Of the lines in this material, how many contain "millibars"? Answer with a single number only.

═════ Material for this exercise ═════

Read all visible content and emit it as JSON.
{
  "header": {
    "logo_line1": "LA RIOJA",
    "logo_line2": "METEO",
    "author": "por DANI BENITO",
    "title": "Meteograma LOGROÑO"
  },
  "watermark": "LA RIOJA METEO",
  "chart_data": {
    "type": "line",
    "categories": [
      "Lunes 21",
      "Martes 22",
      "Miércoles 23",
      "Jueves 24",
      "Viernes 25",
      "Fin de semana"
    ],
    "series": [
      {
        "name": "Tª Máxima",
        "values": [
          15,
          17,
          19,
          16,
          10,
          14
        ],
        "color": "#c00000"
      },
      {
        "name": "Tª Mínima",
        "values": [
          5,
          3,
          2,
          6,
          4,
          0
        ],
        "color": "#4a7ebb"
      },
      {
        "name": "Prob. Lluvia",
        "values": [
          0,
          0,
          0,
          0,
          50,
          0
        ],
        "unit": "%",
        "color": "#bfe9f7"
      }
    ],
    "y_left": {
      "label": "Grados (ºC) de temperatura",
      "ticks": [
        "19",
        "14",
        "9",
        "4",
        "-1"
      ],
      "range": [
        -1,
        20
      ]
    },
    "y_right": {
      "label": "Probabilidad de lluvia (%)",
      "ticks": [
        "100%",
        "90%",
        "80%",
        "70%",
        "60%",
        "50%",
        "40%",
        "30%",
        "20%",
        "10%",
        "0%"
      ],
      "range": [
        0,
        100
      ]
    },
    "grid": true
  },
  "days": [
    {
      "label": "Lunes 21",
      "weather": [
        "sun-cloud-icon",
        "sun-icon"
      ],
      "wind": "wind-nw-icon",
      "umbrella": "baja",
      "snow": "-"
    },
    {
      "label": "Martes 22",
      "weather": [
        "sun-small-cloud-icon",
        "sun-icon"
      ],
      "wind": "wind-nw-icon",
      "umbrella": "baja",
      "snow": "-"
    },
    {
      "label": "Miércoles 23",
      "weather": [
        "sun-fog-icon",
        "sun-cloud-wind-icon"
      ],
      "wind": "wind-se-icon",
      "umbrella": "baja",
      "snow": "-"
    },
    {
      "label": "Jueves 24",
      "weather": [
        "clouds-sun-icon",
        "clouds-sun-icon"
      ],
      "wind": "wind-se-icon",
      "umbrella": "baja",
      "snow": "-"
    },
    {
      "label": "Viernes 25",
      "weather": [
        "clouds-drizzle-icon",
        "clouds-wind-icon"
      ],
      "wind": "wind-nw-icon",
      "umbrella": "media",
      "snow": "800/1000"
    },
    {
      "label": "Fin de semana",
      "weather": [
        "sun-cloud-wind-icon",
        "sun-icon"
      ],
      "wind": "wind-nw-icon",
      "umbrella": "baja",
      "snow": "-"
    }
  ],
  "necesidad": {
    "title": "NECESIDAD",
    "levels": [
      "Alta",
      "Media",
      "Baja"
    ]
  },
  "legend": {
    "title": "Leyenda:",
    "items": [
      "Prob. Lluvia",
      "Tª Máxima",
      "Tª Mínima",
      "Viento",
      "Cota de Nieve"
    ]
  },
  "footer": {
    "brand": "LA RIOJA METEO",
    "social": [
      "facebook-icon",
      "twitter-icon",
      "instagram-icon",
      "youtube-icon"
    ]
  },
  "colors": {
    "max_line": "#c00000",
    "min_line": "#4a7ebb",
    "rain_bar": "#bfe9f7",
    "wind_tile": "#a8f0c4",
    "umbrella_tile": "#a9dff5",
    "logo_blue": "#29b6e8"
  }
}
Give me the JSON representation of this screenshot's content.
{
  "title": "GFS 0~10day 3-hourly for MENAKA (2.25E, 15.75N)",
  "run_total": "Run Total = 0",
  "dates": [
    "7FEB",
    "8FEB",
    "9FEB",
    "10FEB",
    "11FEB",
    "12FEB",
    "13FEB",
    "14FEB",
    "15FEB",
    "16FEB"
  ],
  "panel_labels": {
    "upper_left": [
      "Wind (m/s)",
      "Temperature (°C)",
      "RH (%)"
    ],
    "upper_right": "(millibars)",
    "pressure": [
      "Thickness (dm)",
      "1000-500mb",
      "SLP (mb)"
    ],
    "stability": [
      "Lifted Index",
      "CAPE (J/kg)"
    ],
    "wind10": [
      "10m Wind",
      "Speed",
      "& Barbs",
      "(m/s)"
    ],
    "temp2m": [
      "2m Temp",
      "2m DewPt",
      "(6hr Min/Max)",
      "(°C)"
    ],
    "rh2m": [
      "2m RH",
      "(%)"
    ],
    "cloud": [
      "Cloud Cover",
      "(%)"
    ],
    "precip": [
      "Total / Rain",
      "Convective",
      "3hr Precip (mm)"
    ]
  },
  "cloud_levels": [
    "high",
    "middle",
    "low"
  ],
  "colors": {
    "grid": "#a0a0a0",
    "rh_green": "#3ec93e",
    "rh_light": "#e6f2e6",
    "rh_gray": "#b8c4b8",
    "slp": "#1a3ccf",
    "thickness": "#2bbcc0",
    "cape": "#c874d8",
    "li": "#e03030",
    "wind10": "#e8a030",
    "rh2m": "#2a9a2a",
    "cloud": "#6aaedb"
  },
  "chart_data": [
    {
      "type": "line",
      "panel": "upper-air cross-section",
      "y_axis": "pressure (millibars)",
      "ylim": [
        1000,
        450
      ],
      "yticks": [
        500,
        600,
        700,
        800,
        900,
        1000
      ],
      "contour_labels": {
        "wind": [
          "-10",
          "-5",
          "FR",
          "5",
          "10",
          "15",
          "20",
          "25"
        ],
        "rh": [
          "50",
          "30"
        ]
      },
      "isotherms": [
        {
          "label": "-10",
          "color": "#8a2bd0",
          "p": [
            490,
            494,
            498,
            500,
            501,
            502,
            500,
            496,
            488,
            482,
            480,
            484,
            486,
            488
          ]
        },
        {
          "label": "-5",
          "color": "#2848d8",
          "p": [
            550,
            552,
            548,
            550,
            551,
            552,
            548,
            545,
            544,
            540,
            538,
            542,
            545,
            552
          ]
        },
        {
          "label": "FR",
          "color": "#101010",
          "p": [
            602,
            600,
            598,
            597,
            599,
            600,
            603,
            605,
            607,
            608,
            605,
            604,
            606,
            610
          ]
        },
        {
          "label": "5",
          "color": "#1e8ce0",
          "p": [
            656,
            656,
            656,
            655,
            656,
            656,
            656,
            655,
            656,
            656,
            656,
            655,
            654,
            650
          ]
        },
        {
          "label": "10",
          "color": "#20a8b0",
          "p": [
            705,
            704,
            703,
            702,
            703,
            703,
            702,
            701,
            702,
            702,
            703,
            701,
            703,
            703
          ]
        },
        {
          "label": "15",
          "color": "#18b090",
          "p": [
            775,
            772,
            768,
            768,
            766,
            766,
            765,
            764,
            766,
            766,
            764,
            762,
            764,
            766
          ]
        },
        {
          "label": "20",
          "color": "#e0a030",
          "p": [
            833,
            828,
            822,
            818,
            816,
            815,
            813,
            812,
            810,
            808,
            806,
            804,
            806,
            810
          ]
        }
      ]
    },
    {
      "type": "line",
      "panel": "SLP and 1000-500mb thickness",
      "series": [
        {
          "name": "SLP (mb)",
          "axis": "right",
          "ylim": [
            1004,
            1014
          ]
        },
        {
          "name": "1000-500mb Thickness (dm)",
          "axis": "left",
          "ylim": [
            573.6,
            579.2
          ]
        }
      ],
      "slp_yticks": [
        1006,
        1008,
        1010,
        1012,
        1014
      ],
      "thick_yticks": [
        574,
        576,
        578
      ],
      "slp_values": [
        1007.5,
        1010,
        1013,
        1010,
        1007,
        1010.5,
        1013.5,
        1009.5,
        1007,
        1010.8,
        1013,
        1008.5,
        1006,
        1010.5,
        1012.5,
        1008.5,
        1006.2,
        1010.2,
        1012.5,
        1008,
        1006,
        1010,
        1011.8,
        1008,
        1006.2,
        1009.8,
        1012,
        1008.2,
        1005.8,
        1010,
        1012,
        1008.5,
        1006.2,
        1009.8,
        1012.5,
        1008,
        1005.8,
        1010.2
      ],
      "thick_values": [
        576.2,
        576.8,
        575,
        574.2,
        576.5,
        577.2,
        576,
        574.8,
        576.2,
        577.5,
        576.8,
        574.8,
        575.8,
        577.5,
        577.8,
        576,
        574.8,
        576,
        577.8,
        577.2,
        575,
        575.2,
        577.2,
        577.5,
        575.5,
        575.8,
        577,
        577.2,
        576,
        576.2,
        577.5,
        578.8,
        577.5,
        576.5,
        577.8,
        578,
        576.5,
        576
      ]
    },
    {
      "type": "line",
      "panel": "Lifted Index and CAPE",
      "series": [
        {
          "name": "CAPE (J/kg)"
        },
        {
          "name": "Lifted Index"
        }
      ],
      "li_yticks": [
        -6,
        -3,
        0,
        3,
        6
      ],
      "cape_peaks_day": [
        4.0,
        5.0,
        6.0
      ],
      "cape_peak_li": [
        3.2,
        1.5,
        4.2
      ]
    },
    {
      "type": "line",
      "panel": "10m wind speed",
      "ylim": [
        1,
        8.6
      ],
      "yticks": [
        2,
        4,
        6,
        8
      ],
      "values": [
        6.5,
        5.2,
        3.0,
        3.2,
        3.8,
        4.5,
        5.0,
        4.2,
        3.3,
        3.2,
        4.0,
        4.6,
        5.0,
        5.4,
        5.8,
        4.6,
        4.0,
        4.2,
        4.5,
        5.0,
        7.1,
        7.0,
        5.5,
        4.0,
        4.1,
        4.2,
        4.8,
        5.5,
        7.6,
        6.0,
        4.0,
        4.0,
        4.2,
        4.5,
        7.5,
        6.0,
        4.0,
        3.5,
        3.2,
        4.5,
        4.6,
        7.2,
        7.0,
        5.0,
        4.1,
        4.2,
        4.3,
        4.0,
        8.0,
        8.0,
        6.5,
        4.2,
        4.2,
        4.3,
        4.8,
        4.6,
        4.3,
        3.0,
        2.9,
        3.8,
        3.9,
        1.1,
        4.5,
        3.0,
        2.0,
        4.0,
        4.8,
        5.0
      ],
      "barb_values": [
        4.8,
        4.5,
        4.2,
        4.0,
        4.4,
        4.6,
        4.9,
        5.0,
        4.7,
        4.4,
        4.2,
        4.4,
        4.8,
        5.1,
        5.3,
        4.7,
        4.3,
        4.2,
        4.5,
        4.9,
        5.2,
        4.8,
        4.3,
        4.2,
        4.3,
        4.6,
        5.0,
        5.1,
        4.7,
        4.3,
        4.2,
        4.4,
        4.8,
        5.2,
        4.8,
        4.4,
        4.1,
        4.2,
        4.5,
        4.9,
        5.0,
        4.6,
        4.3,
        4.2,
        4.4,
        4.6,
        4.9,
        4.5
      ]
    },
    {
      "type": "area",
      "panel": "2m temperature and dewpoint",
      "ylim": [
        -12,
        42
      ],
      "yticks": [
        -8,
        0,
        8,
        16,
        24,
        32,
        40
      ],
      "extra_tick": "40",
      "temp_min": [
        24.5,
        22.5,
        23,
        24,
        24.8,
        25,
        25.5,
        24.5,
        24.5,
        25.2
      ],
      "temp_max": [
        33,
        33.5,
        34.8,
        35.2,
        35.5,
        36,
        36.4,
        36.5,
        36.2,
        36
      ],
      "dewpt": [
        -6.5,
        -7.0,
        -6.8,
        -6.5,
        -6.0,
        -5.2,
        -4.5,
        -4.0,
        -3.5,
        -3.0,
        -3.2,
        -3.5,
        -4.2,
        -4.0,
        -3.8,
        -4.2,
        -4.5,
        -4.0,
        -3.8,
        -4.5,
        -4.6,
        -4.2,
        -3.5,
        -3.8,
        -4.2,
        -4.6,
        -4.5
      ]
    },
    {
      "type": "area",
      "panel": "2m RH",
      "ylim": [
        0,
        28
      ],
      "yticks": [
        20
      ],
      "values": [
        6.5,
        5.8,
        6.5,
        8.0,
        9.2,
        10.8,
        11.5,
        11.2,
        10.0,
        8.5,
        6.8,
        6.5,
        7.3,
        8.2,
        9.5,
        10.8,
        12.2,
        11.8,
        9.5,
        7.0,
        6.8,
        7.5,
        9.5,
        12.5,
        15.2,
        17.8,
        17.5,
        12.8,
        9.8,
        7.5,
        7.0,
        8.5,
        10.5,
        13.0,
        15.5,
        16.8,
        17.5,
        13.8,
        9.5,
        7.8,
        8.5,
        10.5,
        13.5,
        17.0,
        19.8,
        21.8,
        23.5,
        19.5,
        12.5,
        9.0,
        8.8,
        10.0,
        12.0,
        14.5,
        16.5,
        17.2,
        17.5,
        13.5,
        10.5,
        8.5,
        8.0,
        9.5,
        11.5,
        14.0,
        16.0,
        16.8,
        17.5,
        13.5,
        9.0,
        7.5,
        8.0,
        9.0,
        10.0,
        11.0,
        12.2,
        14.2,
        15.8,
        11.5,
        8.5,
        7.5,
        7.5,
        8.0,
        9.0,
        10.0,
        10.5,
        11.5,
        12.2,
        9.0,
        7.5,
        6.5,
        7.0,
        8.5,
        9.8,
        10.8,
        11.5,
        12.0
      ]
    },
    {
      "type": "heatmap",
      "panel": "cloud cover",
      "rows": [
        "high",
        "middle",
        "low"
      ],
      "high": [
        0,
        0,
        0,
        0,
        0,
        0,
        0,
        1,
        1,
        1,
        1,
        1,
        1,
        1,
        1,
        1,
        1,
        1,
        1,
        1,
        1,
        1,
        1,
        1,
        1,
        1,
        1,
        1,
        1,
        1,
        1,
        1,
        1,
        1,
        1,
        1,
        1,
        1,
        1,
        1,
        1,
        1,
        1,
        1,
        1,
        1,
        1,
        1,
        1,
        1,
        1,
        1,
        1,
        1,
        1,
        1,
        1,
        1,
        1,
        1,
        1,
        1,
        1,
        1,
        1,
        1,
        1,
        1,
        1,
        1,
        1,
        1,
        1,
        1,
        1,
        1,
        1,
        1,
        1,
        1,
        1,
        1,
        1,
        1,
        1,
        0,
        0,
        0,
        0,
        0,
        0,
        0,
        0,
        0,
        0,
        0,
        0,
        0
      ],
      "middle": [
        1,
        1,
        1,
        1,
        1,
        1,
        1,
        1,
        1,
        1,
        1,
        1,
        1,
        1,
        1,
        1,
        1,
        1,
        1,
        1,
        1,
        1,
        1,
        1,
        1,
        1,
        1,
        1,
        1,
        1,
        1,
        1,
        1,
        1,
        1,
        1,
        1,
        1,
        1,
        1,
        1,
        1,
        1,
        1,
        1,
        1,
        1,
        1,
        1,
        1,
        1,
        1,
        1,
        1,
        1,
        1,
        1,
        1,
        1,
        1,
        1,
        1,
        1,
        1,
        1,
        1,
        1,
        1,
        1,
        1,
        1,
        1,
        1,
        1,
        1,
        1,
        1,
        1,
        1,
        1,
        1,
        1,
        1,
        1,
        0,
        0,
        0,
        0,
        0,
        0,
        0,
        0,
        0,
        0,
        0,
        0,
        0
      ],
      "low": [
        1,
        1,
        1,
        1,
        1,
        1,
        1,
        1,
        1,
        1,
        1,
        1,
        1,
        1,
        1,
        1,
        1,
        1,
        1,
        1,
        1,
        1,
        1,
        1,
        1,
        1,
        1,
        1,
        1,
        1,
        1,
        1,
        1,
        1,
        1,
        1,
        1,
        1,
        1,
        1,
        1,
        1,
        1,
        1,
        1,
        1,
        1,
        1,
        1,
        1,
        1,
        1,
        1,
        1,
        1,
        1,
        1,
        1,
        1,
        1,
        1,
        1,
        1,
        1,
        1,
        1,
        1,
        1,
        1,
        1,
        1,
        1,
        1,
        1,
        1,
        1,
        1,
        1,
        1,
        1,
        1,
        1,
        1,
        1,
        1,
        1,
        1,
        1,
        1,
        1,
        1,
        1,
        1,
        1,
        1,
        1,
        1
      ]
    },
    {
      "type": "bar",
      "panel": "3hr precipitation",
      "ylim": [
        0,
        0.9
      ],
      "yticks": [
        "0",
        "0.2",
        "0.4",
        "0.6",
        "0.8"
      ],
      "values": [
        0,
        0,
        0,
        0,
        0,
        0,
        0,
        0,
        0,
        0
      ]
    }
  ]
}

═════

◆ **Expected answer**
2